Extract the text of every entry below exactly; leave images out.
— start PROVIDED DATA —
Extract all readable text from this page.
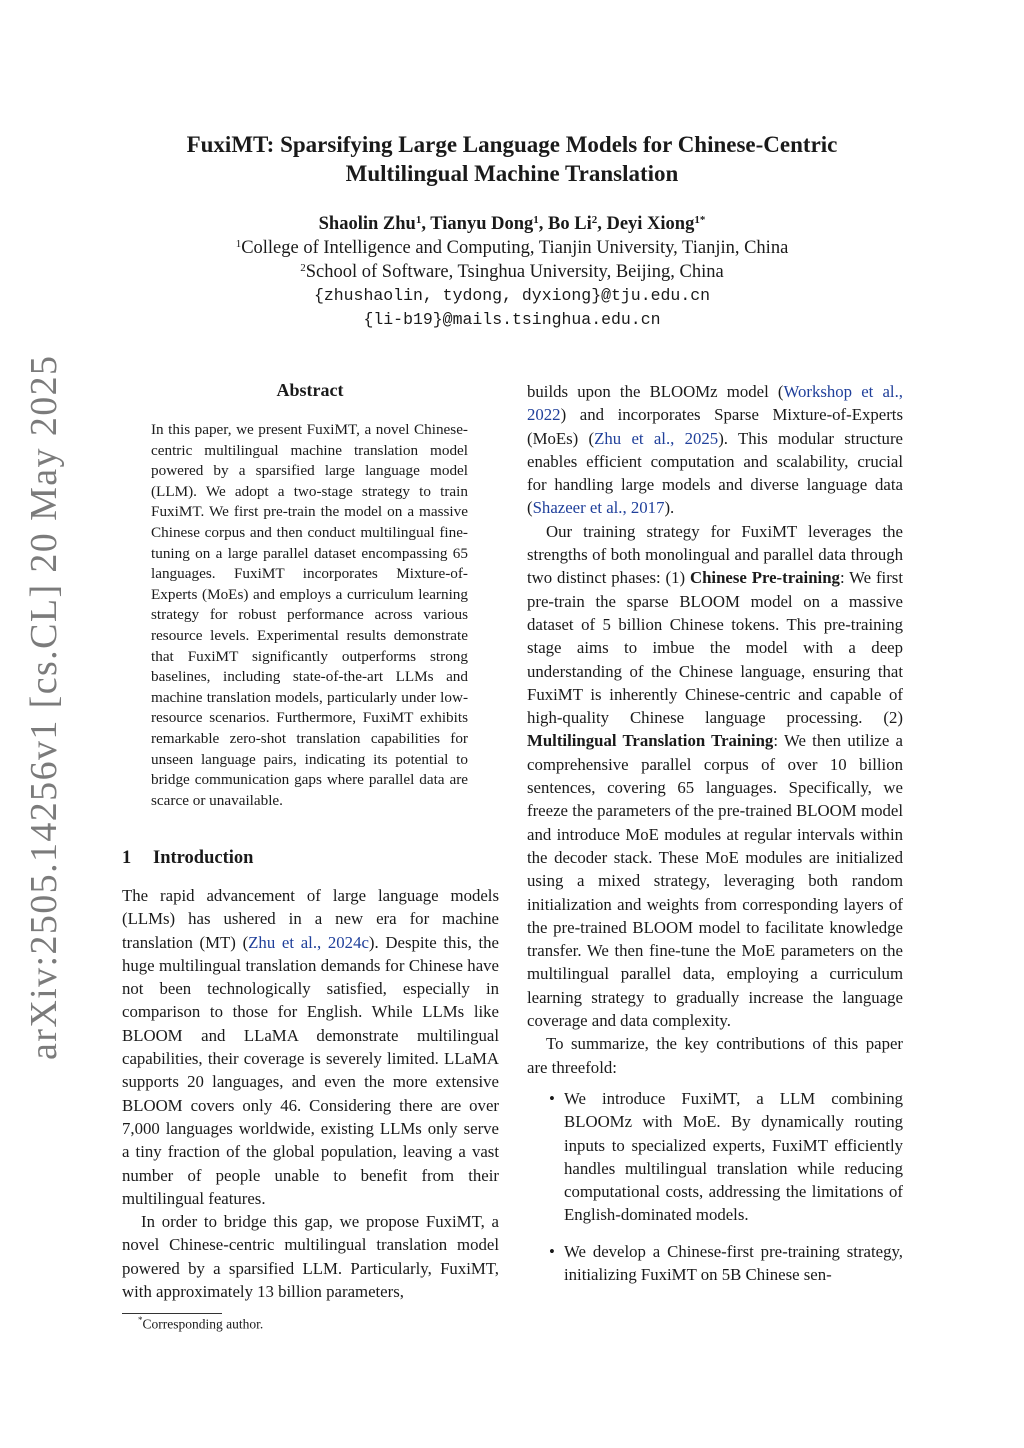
arXiv:2505.14256v1 [cs.CL] 20 May 2025
FuxiMT: Sparsifying Large Language Models for Chinese-Centric
Multilingual Machine Translation
Shaolin Zhu$^1$, Tianyu Dong$^1$, Bo Li$^2$, Deyi Xiong$^{1*}$
$^1$College of Intelligence and Computing, Tianjin University, Tianjin, China
$^2$School of Software, Tsinghua University, Beijing, China
{zhushaolin, tydong, dyxiong}@tju.edu.cn
{li-b19}@mails.tsinghua.edu.cn
Abstract
In this paper, we present FuxiMT, a novel Chinese-centric multilingual machine translation model powered by a sparsified large language model (LLM). We adopt a two-stage strategy to train FuxiMT. We first pre-train the model on a massive Chinese corpus and then conduct multilingual fine-tuning on a large parallel dataset encompassing 65 languages. FuxiMT incorporates Mixture-of-Experts (MoEs) and employs a curriculum learning strategy for robust performance across various resource levels. Experimental results demonstrate that FuxiMT significantly outperforms strong baselines, including state-of-the-art LLMs and machine translation models, particularly under low-resource scenarios. Furthermore, FuxiMT exhibits remarkable zero-shot translation capabilities for unseen language pairs, indicating its potential to bridge communication gaps where parallel data are scarce or unavailable.
1 Introduction

The rapid advancement of large language models (LLMs) has ushered in a new era for machine translation (MT) (Zhu et al., 2024c). Despite this, the huge multilingual translation demands for Chinese have not been technologically satisfied, especially in comparison to those for English. While LLMs like BLOOM and LLaMA demonstrate multilingual capabilities, their coverage is severely limited. LLaMA supports 20 languages, and even the more extensive BLOOM covers only 46. Considering there are over 7,000 languages worldwide, existing LLMs only serve a tiny fraction of the global population, leaving a vast number of people unable to benefit from their multilingual features.

In order to bridge this gap, we propose FuxiMT, a novel Chinese-centric multilingual translation model powered by a sparsified LLM. Particularly, FuxiMT, with approximately 13 billion parameters,

builds upon the BLOOMz model (Workshop et al., 2022) and incorporates Sparse Mixture-of-Experts (MoEs) (Zhu et al., 2025). This modular structure enables efficient computation and scalability, crucial for handling large models and diverse language data (Shazeer et al., 2017).

Our training strategy for FuxiMT leverages the strengths of both monolingual and parallel data through two distinct phases: (1) Chinese Pre-training: We first pre-train the sparse BLOOM model on a massive dataset of 5 billion Chinese tokens. This pre-training stage aims to imbue the model with a deep understanding of the Chinese language, ensuring that FuxiMT is inherently Chinese-centric and capable of high-quality Chinese language processing. (2) Multilingual Translation Training: We then utilize a comprehensive parallel corpus of over 10 billion sentences, covering 65 languages. Specifically, we freeze the parameters of the pre-trained BLOOM model and introduce MoE modules at regular intervals within the decoder stack. These MoE modules are initialized using a mixed strategy, leveraging both random initialization and weights from corresponding layers of the pre-trained BLOOM model to facilitate knowledge transfer. We then fine-tune the MoE parameters on the multilingual parallel data, employing a curriculum learning strategy to gradually increase the language coverage and data complexity.

To summarize, the key contributions of this paper are threefold:

• We introduce FuxiMT, a LLM combining BLOOMz with MoE. By dynamically routing inputs to specialized experts, FuxiMT efficiently handles multilingual translation while reducing computational costs, addressing the limitations of English-dominated models.
• We develop a Chinese-first pre-training strategy, initializing FuxiMT on 5B Chinese sen-
*Corresponding author.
— end PROVIDED DATA —
EXERCISE OUTPUT:
Extract all readable text from this page.
arXiv:2505.14256v1 [cs.CL] 20 May 2025
FuxiMT: Sparsifying Large Language Models for Chinese-Centric
Multilingual Machine Translation
Shaolin Zhu$^1$, Tianyu Dong$^1$, Bo Li$^2$, Deyi Xiong$^{1*}$
$^1$College of Intelligence and Computing, Tianjin University, Tianjin, China
$^2$School of Software, Tsinghua University, Beijing, China
{zhushaolin, tydong, dyxiong}@tju.edu.cn
{li-b19}@mails.tsinghua.edu.cn
Abstract
In this paper, we present FuxiMT, a novel Chinese-centric multilingual machine translation model powered by a sparsified large language model (LLM). We adopt a two-stage strategy to train FuxiMT. We first pre-train the model on a massive Chinese corpus and then conduct multilingual fine-tuning on a large parallel dataset encompassing 65 languages. FuxiMT incorporates Mixture-of-Experts (MoEs) and employs a curriculum learning strategy for robust performance across various resource levels. Experimental results demonstrate that FuxiMT significantly outperforms strong baselines, including state-of-the-art LLMs and machine translation models, particularly under low-resource scenarios. Furthermore, FuxiMT exhibits remarkable zero-shot translation capabilities for unseen language pairs, indicating its potential to bridge communication gaps where parallel data are scarce or unavailable.
1 Introduction

The rapid advancement of large language models (LLMs) has ushered in a new era for machine translation (MT) (Zhu et al., 2024c). Despite this, the huge multilingual translation demands for Chinese have not been technologically satisfied, especially in comparison to those for English. While LLMs like BLOOM and LLaMA demonstrate multilingual capabilities, their coverage is severely limited. LLaMA supports 20 languages, and even the more extensive BLOOM covers only 46. Considering there are over 7,000 languages worldwide, existing LLMs only serve a tiny fraction of the global population, leaving a vast number of people unable to benefit from their multilingual features.

In order to bridge this gap, we propose FuxiMT, a novel Chinese-centric multilingual translation model powered by a sparsified LLM. Particularly, FuxiMT, with approximately 13 billion parameters,

builds upon the BLOOMz model (Workshop et al., 2022) and incorporates Sparse Mixture-of-Experts (MoEs) (Zhu et al., 2025). This modular structure enables efficient computation and scalability, crucial for handling large models and diverse language data (Shazeer et al., 2017).

Our training strategy for FuxiMT leverages the strengths of both monolingual and parallel data through two distinct phases: (1) Chinese Pre-training: We first pre-train the sparse BLOOM model on a massive dataset of 5 billion Chinese tokens. This pre-training stage aims to imbue the model with a deep understanding of the Chinese language, ensuring that FuxiMT is inherently Chinese-centric and capable of high-quality Chinese language processing. (2) Multilingual Translation Training: We then utilize a comprehensive parallel corpus of over 10 billion sentences, covering 65 languages. Specifically, we freeze the parameters of the pre-trained BLOOM model and introduce MoE modules at regular intervals within the decoder stack. These MoE modules are initialized using a mixed strategy, leveraging both random initialization and weights from corresponding layers of the pre-trained BLOOM model to facilitate knowledge transfer. We then fine-tune the MoE parameters on the multilingual parallel data, employing a curriculum learning strategy to gradually increase the language coverage and data complexity.

To summarize, the key contributions of this paper are threefold:

• We introduce FuxiMT, a LLM combining BLOOMz with MoE. By dynamically routing inputs to specialized experts, FuxiMT efficiently handles multilingual translation while reducing computational costs, addressing the limitations of English-dominated models.
• We develop a Chinese-first pre-training strategy, initializing FuxiMT on 5B Chinese sen-
*Corresponding author.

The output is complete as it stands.